→ Problem description:
Repeat all of the records verbatim.

========

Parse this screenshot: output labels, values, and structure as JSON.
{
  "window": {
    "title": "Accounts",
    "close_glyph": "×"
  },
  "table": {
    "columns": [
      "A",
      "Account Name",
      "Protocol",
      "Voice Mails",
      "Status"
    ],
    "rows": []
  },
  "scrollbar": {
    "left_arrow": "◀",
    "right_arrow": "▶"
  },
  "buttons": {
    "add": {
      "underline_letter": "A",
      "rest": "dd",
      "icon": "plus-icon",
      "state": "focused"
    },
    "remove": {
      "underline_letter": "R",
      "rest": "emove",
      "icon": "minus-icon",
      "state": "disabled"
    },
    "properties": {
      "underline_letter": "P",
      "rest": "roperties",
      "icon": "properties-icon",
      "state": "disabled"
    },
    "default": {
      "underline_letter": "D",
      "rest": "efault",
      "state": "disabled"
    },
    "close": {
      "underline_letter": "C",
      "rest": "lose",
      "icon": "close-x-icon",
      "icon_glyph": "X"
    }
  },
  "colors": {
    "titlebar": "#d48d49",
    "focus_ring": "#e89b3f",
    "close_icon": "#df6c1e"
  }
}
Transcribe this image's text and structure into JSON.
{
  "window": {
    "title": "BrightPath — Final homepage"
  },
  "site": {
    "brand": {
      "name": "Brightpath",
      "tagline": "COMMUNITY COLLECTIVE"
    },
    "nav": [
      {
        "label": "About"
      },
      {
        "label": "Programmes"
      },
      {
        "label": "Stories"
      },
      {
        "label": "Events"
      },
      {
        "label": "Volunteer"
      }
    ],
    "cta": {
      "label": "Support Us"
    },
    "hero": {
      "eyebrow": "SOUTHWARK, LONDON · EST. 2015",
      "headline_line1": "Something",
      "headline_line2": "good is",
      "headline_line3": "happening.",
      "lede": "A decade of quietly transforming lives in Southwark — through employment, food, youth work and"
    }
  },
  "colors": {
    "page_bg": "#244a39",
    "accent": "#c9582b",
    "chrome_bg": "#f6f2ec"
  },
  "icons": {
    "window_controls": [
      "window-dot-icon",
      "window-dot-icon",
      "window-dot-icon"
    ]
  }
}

========

→ Output of the exercise:
Parse this screenshot: output labels, values, and structure as JSON.
{
  "window": {
    "title": "Accounts",
    "close_glyph": "×"
  },
  "table": {
    "columns": [
      "A",
      "Account Name",
      "Protocol",
      "Voice Mails",
      "Status"
    ],
    "rows": []
  },
  "scrollbar": {
    "left_arrow": "◀",
    "right_arrow": "▶"
  },
  "buttons": {
    "add": {
      "underline_letter": "A",
      "rest": "dd",
      "icon": "plus-icon",
      "state": "focused"
    },
    "remove": {
      "underline_letter": "R",
      "rest": "emove",
      "icon": "minus-icon",
      "state": "disabled"
    },
    "properties": {
      "underline_letter": "P",
      "rest": "roperties",
      "icon": "properties-icon",
      "state": "disabled"
    },
    "default": {
      "underline_letter": "D",
      "rest": "efault",
      "state": "disabled"
    },
    "close": {
      "underline_letter": "C",
      "rest": "lose",
      "icon": "close-x-icon",
      "icon_glyph": "X"
    }
  },
  "colors": {
    "titlebar": "#d48d49",
    "focus_ring": "#e89b3f",
    "close_icon": "#df6c1e"
  }
}
Transcribe this image's text and structure into JSON.
{
  "window": {
    "title": "BrightPath — Final homepage"
  },
  "site": {
    "brand": {
      "name": "Brightpath",
      "tagline": "COMMUNITY COLLECTIVE"
    },
    "nav": [
      {
        "label": "About"
      },
      {
        "label": "Programmes"
      },
      {
        "label": "Stories"
      },
      {
        "label": "Events"
      },
      {
        "label": "Volunteer"
      }
    ],
    "cta": {
      "label": "Support Us"
    },
    "hero": {
      "eyebrow": "SOUTHWARK, LONDON · EST. 2015",
      "headline_line1": "Something",
      "headline_line2": "good is",
      "headline_line3": "happening.",
      "lede": "A decade of quietly transforming lives in Southwark — through employment, food, youth work and"
    }
  },
  "colors": {
    "page_bg": "#244a39",
    "accent": "#c9582b",
    "chrome_bg": "#f6f2ec"
  },
  "icons": {
    "window_controls": [
      "window-dot-icon",
      "window-dot-icon",
      "window-dot-icon"
    ]
  }
}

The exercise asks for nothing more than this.